● Required work
Go through the records and copy each line where the word "Sector" occurs.

Items from a data source:
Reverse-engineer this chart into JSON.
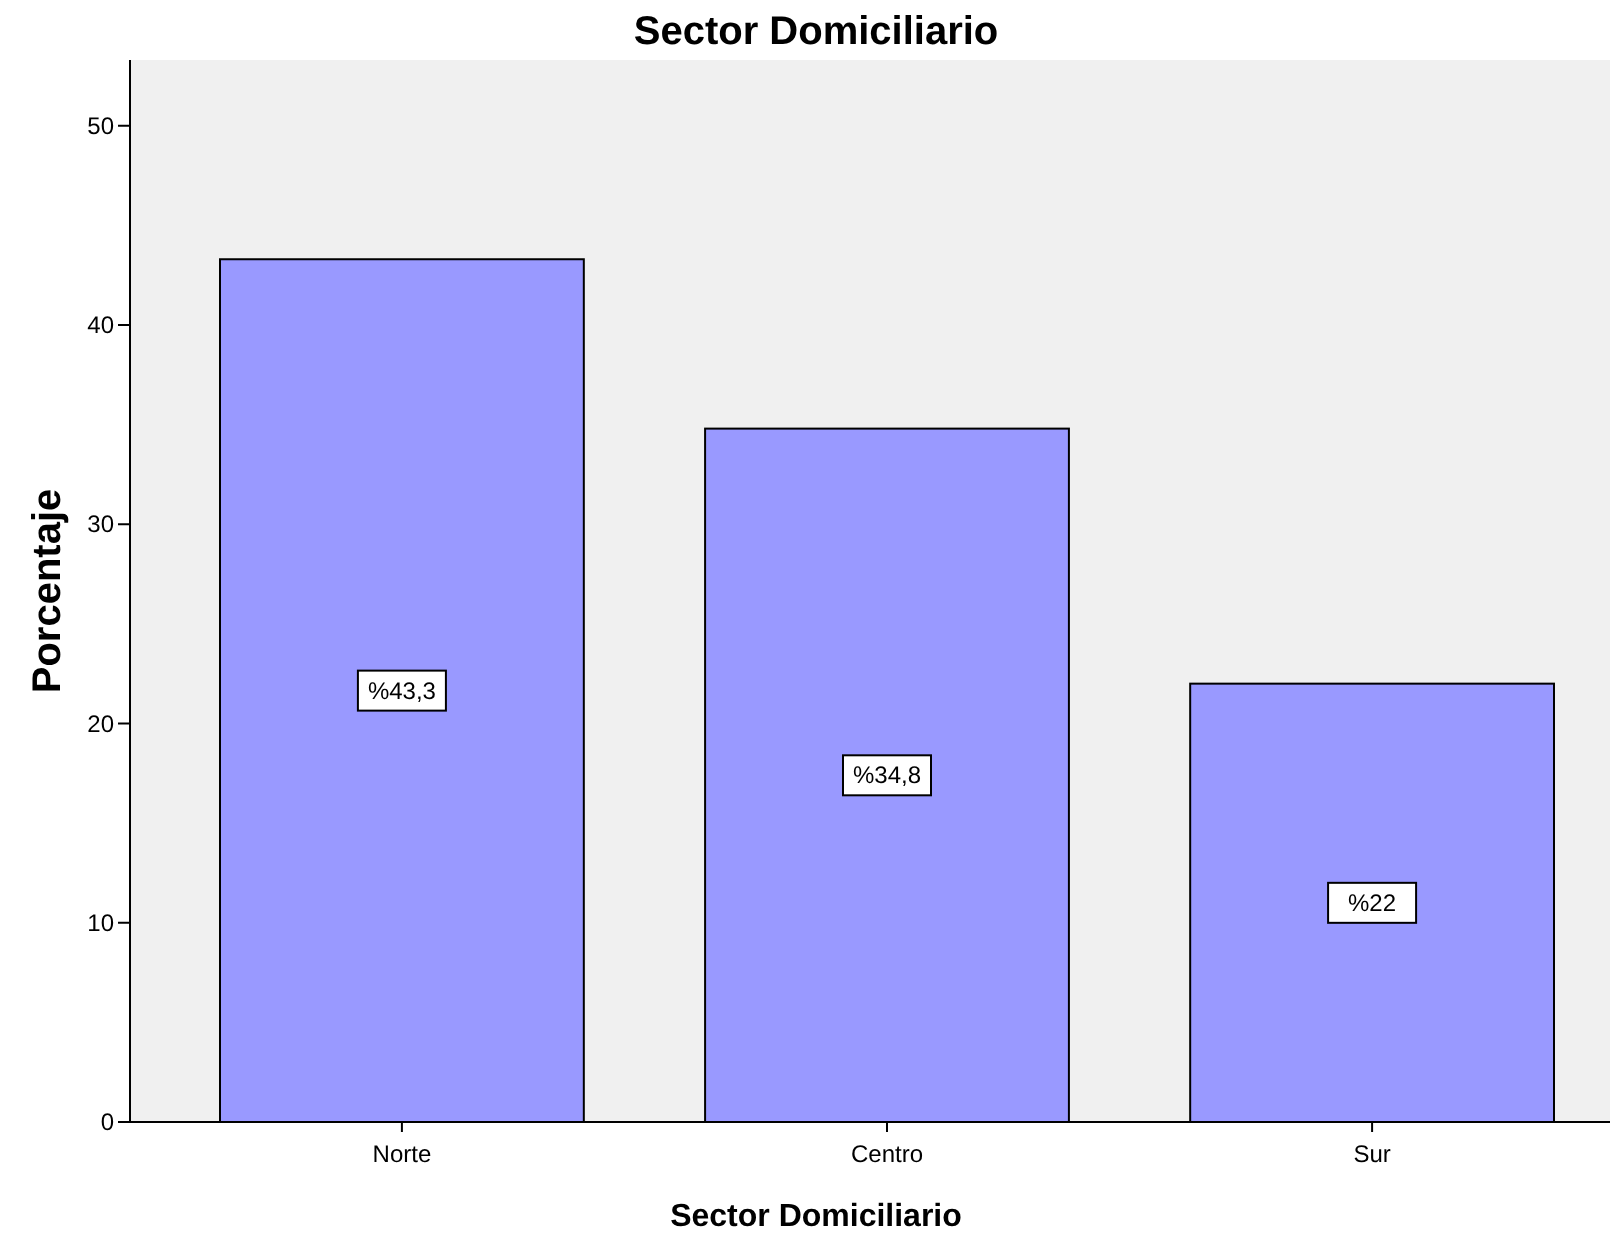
{
  "chart_data": {
    "type": "bar",
    "title": "Sector Domiciliario",
    "xlabel": "Sector Domiciliario",
    "ylabel": "Porcentaje",
    "categories": [
      "Norte",
      "Centro",
      "Sur"
    ],
    "values": [
      43.3,
      34.8,
      22
    ],
    "value_labels": [
      "%43,3",
      "%34,8",
      "%22"
    ],
    "color": "#9999ff",
    "ylim": [
      0,
      53.3
    ],
    "yticks": [
      0,
      10,
      20,
      30,
      40,
      50
    ],
    "grid": false
  }
}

● Solution for this task
    "title": "Sector Domiciliario",
    "xlabel": "Sector Domiciliario",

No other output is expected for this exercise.